Task instructions =
Starting at the beginning of the material and ending at the line containing "registered-mark: ® [466, 63, 482, 85]", rewrite those lines with "code-line" replaced by "code-row" and everything else left unchanged.

Element location list =
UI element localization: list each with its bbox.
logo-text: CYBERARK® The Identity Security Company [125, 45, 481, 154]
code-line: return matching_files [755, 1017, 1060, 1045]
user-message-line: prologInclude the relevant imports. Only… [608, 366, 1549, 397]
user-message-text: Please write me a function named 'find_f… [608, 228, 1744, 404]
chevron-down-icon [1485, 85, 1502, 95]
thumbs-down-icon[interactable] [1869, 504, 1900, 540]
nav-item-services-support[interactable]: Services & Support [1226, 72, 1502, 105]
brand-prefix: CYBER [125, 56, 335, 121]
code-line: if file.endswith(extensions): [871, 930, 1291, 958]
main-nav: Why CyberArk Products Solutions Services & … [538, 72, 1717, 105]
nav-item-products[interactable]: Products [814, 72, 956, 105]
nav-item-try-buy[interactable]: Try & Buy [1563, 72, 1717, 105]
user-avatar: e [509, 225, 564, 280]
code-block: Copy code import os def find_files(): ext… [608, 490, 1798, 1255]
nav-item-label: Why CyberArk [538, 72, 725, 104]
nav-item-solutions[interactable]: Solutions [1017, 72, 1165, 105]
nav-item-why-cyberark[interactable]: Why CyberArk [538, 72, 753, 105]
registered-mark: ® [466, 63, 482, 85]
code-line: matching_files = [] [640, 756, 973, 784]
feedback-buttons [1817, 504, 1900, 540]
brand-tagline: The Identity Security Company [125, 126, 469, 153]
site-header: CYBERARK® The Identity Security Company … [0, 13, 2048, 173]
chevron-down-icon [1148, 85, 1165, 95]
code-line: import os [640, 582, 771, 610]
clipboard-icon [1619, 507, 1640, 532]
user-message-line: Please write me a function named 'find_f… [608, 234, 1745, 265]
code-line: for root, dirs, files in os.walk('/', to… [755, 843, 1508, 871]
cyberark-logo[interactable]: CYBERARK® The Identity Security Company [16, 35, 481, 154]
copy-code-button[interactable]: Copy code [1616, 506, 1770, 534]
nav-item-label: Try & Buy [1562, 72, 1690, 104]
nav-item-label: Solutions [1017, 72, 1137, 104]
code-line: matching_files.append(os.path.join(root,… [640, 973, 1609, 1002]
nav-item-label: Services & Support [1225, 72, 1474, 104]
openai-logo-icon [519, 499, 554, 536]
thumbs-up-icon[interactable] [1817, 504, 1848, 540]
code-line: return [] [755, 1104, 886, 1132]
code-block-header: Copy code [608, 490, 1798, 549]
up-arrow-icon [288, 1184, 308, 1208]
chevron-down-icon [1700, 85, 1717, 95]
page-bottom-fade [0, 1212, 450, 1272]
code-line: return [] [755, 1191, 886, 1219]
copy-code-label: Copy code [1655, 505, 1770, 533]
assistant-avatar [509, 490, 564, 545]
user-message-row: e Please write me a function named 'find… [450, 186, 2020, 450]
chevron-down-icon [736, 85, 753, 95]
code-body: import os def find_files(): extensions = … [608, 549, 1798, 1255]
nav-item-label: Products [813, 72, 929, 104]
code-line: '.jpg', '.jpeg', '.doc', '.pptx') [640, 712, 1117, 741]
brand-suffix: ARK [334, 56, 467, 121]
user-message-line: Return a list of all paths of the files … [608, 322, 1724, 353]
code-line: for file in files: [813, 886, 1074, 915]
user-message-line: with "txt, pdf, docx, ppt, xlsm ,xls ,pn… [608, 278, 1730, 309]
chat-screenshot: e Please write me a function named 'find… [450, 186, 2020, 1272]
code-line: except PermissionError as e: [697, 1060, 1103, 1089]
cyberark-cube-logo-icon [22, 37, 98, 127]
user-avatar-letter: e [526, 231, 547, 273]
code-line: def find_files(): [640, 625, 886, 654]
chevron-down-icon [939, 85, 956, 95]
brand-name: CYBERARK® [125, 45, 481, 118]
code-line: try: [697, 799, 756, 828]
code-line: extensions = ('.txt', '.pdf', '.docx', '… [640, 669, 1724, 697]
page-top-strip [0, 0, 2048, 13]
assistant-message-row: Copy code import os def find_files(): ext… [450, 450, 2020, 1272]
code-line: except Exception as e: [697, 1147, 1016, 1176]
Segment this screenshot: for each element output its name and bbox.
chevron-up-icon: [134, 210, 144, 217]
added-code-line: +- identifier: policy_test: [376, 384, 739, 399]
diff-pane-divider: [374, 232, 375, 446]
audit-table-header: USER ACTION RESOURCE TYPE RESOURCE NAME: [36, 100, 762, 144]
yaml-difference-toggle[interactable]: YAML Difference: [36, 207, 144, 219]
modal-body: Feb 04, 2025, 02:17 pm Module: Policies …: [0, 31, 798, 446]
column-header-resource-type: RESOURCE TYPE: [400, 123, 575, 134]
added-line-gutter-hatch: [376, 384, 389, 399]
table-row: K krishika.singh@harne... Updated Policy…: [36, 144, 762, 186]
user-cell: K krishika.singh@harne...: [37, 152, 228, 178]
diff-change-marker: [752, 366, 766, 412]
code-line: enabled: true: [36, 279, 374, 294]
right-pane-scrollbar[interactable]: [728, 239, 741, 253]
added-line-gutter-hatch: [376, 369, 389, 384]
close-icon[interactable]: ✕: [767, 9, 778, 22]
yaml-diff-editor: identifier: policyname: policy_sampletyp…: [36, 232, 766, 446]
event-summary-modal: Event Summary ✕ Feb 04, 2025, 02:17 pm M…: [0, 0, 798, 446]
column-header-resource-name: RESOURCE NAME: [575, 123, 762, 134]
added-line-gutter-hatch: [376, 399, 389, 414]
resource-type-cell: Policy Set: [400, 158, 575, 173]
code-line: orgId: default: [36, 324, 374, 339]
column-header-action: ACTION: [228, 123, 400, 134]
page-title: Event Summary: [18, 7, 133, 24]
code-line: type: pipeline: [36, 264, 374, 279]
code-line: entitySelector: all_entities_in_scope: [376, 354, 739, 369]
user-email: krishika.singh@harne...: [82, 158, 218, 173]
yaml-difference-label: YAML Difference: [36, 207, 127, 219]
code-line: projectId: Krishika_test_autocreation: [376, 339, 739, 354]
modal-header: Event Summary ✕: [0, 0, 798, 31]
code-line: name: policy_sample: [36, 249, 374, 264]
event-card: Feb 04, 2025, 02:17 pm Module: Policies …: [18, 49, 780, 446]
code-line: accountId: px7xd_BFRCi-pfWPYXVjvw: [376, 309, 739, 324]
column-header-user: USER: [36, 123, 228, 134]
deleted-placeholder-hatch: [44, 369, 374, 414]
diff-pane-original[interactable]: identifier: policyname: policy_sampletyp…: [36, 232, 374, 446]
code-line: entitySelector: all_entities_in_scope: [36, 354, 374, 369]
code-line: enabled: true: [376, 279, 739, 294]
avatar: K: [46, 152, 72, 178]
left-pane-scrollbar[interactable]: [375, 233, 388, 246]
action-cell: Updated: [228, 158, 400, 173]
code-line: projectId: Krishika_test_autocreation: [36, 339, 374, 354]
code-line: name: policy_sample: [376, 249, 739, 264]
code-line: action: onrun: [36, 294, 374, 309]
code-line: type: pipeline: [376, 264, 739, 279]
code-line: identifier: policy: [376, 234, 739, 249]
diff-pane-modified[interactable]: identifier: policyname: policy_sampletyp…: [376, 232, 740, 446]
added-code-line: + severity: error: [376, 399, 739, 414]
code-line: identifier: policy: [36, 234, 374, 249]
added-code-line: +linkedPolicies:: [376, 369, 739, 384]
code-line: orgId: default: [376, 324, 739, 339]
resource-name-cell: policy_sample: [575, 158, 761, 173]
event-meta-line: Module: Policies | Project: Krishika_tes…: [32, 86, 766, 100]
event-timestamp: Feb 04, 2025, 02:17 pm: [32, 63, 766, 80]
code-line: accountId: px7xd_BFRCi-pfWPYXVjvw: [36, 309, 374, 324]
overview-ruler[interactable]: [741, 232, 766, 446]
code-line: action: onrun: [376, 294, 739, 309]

Reply to the task =
UI element localization: list each with its bbox.
logo-text: CYBERARK® The Identity Security Company [125, 45, 481, 154]
code-row: return matching_files [755, 1017, 1060, 1045]
user-message-line: prologInclude the relevant imports. Only… [608, 366, 1549, 397]
user-message-text: Please write me a function named 'find_f… [608, 228, 1744, 404]
chevron-down-icon [1485, 85, 1502, 95]
thumbs-down-icon[interactable] [1869, 504, 1900, 540]
nav-item-services-support[interactable]: Services & Support [1226, 72, 1502, 105]
brand-prefix: CYBER [125, 56, 335, 121]
code-row: if file.endswith(extensions): [871, 930, 1291, 958]
main-nav: Why CyberArk Products Solutions Services & … [538, 72, 1717, 105]
nav-item-products[interactable]: Products [814, 72, 956, 105]
nav-item-try-buy[interactable]: Try & Buy [1563, 72, 1717, 105]
user-avatar: e [509, 225, 564, 280]
code-block: Copy code import os def find_files(): ext… [608, 490, 1798, 1255]
nav-item-label: Why CyberArk [538, 72, 725, 104]
nav-item-solutions[interactable]: Solutions [1017, 72, 1165, 105]
nav-item-why-cyberark[interactable]: Why CyberArk [538, 72, 753, 105]
registered-mark: ® [466, 63, 482, 85]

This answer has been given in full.